§ DATA ENTRIES:
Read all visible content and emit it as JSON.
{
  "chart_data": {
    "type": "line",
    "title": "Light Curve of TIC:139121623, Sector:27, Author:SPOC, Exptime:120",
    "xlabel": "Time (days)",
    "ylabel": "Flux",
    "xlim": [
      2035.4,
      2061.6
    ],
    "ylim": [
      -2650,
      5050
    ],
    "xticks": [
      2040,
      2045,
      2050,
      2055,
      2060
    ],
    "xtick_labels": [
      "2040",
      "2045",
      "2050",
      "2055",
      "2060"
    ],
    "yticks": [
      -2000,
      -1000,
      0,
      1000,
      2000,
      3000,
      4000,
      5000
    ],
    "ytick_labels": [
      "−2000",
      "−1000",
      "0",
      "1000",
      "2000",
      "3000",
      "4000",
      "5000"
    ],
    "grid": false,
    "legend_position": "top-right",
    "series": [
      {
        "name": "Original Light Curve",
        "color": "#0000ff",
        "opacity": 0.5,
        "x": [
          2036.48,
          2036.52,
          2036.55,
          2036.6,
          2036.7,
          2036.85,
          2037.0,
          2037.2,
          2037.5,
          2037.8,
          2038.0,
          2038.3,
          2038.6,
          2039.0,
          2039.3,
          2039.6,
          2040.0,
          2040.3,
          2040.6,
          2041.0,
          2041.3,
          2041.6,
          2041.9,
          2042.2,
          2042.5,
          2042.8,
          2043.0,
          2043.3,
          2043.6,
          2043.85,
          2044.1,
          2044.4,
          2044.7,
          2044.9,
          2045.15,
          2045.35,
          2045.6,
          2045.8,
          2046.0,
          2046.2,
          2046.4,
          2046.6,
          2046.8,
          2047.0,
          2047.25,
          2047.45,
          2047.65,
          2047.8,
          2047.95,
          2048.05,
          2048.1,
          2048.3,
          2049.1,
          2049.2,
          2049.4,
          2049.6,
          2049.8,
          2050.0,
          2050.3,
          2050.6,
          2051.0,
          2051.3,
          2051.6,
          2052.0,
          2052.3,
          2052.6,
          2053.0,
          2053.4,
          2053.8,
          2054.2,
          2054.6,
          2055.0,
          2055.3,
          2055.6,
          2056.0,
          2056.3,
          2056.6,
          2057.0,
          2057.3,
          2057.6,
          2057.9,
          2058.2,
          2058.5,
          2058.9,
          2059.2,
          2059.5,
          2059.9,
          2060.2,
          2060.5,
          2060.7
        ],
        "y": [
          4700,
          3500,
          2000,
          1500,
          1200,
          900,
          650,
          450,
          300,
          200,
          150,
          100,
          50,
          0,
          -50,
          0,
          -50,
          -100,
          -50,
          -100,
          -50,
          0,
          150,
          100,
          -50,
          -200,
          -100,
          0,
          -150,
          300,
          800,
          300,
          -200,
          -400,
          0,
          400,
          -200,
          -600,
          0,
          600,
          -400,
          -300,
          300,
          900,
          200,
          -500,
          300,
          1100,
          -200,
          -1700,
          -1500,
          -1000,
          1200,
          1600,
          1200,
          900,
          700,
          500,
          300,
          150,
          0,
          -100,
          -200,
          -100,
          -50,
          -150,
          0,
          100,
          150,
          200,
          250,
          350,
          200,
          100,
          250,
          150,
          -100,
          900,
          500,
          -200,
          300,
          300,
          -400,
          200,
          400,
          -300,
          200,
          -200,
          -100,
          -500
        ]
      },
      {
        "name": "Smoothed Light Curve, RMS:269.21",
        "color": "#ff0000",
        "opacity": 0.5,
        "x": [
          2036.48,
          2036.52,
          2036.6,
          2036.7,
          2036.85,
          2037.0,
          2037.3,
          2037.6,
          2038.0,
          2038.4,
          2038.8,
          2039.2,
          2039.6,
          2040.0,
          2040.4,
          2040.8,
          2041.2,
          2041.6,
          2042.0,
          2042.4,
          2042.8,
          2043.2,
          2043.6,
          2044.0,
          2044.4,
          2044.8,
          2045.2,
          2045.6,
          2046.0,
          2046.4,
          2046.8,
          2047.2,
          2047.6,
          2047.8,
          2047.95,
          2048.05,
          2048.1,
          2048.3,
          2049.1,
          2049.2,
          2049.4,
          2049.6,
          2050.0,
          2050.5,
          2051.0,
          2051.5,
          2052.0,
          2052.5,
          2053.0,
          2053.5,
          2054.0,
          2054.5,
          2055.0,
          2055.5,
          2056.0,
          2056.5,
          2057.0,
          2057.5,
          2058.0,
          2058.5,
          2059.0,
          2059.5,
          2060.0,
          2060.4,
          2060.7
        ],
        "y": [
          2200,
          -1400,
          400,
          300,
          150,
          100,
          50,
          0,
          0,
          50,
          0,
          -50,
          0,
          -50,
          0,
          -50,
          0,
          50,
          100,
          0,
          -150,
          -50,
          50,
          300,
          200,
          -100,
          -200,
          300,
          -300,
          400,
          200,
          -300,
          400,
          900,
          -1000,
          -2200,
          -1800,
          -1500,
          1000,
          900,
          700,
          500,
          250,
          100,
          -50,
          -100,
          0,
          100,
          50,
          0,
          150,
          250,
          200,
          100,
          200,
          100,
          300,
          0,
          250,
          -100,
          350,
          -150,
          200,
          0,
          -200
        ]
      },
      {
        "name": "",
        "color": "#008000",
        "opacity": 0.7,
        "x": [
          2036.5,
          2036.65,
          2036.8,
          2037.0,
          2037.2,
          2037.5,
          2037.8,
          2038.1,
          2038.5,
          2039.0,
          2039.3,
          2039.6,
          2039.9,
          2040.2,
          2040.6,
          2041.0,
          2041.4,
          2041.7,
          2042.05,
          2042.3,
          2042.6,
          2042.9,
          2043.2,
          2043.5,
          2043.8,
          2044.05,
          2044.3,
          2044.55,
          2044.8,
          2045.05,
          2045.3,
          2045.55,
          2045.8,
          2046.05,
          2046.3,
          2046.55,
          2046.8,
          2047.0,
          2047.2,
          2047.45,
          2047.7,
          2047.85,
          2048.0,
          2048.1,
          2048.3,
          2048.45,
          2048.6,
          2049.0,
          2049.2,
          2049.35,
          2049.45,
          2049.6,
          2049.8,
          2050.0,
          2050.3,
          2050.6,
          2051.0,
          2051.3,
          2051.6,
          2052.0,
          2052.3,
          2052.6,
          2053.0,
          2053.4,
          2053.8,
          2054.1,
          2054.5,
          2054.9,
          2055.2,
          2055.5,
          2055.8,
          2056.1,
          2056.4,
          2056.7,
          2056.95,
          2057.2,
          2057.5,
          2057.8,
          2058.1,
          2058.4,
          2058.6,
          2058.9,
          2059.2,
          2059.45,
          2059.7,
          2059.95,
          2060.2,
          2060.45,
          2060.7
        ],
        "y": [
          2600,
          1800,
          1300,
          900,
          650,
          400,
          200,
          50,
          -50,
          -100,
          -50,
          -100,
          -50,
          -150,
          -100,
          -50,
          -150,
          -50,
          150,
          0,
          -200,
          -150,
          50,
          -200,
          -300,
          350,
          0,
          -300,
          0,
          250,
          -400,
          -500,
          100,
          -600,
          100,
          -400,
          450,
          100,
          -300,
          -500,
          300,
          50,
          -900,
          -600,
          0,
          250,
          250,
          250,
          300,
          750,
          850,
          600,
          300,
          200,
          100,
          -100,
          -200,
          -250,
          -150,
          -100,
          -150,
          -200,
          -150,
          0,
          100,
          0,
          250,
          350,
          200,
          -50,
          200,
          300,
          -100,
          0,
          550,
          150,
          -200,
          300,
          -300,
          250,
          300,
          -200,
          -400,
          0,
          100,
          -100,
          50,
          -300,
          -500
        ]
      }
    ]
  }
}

§ INSTRUCTIONS TO FOLLOW:
Using the exact wording, write out all of the records.

§ SOLVED EXERCISE:
Read all visible content and emit it as JSON.
{
  "chart_data": {
    "type": "line",
    "title": "Light Curve of TIC:139121623, Sector:27, Author:SPOC, Exptime:120",
    "xlabel": "Time (days)",
    "ylabel": "Flux",
    "xlim": [
      2035.4,
      2061.6
    ],
    "ylim": [
      -2650,
      5050
    ],
    "xticks": [
      2040,
      2045,
      2050,
      2055,
      2060
    ],
    "xtick_labels": [
      "2040",
      "2045",
      "2050",
      "2055",
      "2060"
    ],
    "yticks": [
      -2000,
      -1000,
      0,
      1000,
      2000,
      3000,
      4000,
      5000
    ],
    "ytick_labels": [
      "−2000",
      "−1000",
      "0",
      "1000",
      "2000",
      "3000",
      "4000",
      "5000"
    ],
    "grid": false,
    "legend_position": "top-right",
    "series": [
      {
        "name": "Original Light Curve",
        "color": "#0000ff",
        "opacity": 0.5,
        "x": [
          2036.48,
          2036.52,
          2036.55,
          2036.6,
          2036.7,
          2036.85,
          2037.0,
          2037.2,
          2037.5,
          2037.8,
          2038.0,
          2038.3,
          2038.6,
          2039.0,
          2039.3,
          2039.6,
          2040.0,
          2040.3,
          2040.6,
          2041.0,
          2041.3,
          2041.6,
          2041.9,
          2042.2,
          2042.5,
          2042.8,
          2043.0,
          2043.3,
          2043.6,
          2043.85,
          2044.1,
          2044.4,
          2044.7,
          2044.9,
          2045.15,
          2045.35,
          2045.6,
          2045.8,
          2046.0,
          2046.2,
          2046.4,
          2046.6,
          2046.8,
          2047.0,
          2047.25,
          2047.45,
          2047.65,
          2047.8,
          2047.95,
          2048.05,
          2048.1,
          2048.3,
          2049.1,
          2049.2,
          2049.4,
          2049.6,
          2049.8,
          2050.0,
          2050.3,
          2050.6,
          2051.0,
          2051.3,
          2051.6,
          2052.0,
          2052.3,
          2052.6,
          2053.0,
          2053.4,
          2053.8,
          2054.2,
          2054.6,
          2055.0,
          2055.3,
          2055.6,
          2056.0,
          2056.3,
          2056.6,
          2057.0,
          2057.3,
          2057.6,
          2057.9,
          2058.2,
          2058.5,
          2058.9,
          2059.2,
          2059.5,
          2059.9,
          2060.2,
          2060.5,
          2060.7
        ],
        "y": [
          4700,
          3500,
          2000,
          1500,
          1200,
          900,
          650,
          450,
          300,
          200,
          150,
          100,
          50,
          0,
          -50,
          0,
          -50,
          -100,
          -50,
          -100,
          -50,
          0,
          150,
          100,
          -50,
          -200,
          -100,
          0,
          -150,
          300,
          800,
          300,
          -200,
          -400,
          0,
          400,
          -200,
          -600,
          0,
          600,
          -400,
          -300,
          300,
          900,
          200,
          -500,
          300,
          1100,
          -200,
          -1700,
          -1500,
          -1000,
          1200,
          1600,
          1200,
          900,
          700,
          500,
          300,
          150,
          0,
          -100,
          -200,
          -100,
          -50,
          -150,
          0,
          100,
          150,
          200,
          250,
          350,
          200,
          100,
          250,
          150,
          -100,
          900,
          500,
          -200,
          300,
          300,
          -400,
          200,
          400,
          -300,
          200,
          -200,
          -100,
          -500
        ]
      },
      {
        "name": "Smoothed Light Curve, RMS:269.21",
        "color": "#ff0000",
        "opacity": 0.5,
        "x": [
          2036.48,
          2036.52,
          2036.6,
          2036.7,
          2036.85,
          2037.0,
          2037.3,
          2037.6,
          2038.0,
          2038.4,
          2038.8,
          2039.2,
          2039.6,
          2040.0,
          2040.4,
          2040.8,
          2041.2,
          2041.6,
          2042.0,
          2042.4,
          2042.8,
          2043.2,
          2043.6,
          2044.0,
          2044.4,
          2044.8,
          2045.2,
          2045.6,
          2046.0,
          2046.4,
          2046.8,
          2047.2,
          2047.6,
          2047.8,
          2047.95,
          2048.05,
          2048.1,
          2048.3,
          2049.1,
          2049.2,
          2049.4,
          2049.6,
          2050.0,
          2050.5,
          2051.0,
          2051.5,
          2052.0,
          2052.5,
          2053.0,
          2053.5,
          2054.0,
          2054.5,
          2055.0,
          2055.5,
          2056.0,
          2056.5,
          2057.0,
          2057.5,
          2058.0,
          2058.5,
          2059.0,
          2059.5,
          2060.0,
          2060.4,
          2060.7
        ],
        "y": [
          2200,
          -1400,
          400,
          300,
          150,
          100,
          50,
          0,
          0,
          50,
          0,
          -50,
          0,
          -50,
          0,
          -50,
          0,
          50,
          100,
          0,
          -150,
          -50,
          50,
          300,
          200,
          -100,
          -200,
          300,
          -300,
          400,
          200,
          -300,
          400,
          900,
          -1000,
          -2200,
          -1800,
          -1500,
          1000,
          900,
          700,
          500,
          250,
          100,
          -50,
          -100,
          0,
          100,
          50,
          0,
          150,
          250,
          200,
          100,
          200,
          100,
          300,
          0,
          250,
          -100,
          350,
          -150,
          200,
          0,
          -200
        ]
      },
      {
        "name": "",
        "color": "#008000",
        "opacity": 0.7,
        "x": [
          2036.5,
          2036.65,
          2036.8,
          2037.0,
          2037.2,
          2037.5,
          2037.8,
          2038.1,
          2038.5,
          2039.0,
          2039.3,
          2039.6,
          2039.9,
          2040.2,
          2040.6,
          2041.0,
          2041.4,
          2041.7,
          2042.05,
          2042.3,
          2042.6,
          2042.9,
          2043.2,
          2043.5,
          2043.8,
          2044.05,
          2044.3,
          2044.55,
          2044.8,
          2045.05,
          2045.3,
          2045.55,
          2045.8,
          2046.05,
          2046.3,
          2046.55,
          2046.8,
          2047.0,
          2047.2,
          2047.45,
          2047.7,
          2047.85,
          2048.0,
          2048.1,
          2048.3,
          2048.45,
          2048.6,
          2049.0,
          2049.2,
          2049.35,
          2049.45,
          2049.6,
          2049.8,
          2050.0,
          2050.3,
          2050.6,
          2051.0,
          2051.3,
          2051.6,
          2052.0,
          2052.3,
          2052.6,
          2053.0,
          2053.4,
          2053.8,
          2054.1,
          2054.5,
          2054.9,
          2055.2,
          2055.5,
          2055.8,
          2056.1,
          2056.4,
          2056.7,
          2056.95,
          2057.2,
          2057.5,
          2057.8,
          2058.1,
          2058.4,
          2058.6,
          2058.9,
          2059.2,
          2059.45,
          2059.7,
          2059.95,
          2060.2,
          2060.45,
          2060.7
        ],
        "y": [
          2600,
          1800,
          1300,
          900,
          650,
          400,
          200,
          50,
          -50,
          -100,
          -50,
          -100,
          -50,
          -150,
          -100,
          -50,
          -150,
          -50,
          150,
          0,
          -200,
          -150,
          50,
          -200,
          -300,
          350,
          0,
          -300,
          0,
          250,
          -400,
          -500,
          100,
          -600,
          100,
          -400,
          450,
          100,
          -300,
          -500,
          300,
          50,
          -900,
          -600,
          0,
          250,
          250,
          250,
          300,
          750,
          850,
          600,
          300,
          200,
          100,
          -100,
          -200,
          -250,
          -150,
          -100,
          -150,
          -200,
          -150,
          0,
          100,
          0,
          250,
          350,
          200,
          -50,
          200,
          300,
          -100,
          0,
          550,
          150,
          -200,
          300,
          -300,
          250,
          300,
          -200,
          -400,
          0,
          100,
          -100,
          50,
          -300,
          -500
        ]
      }
    ]
  }
}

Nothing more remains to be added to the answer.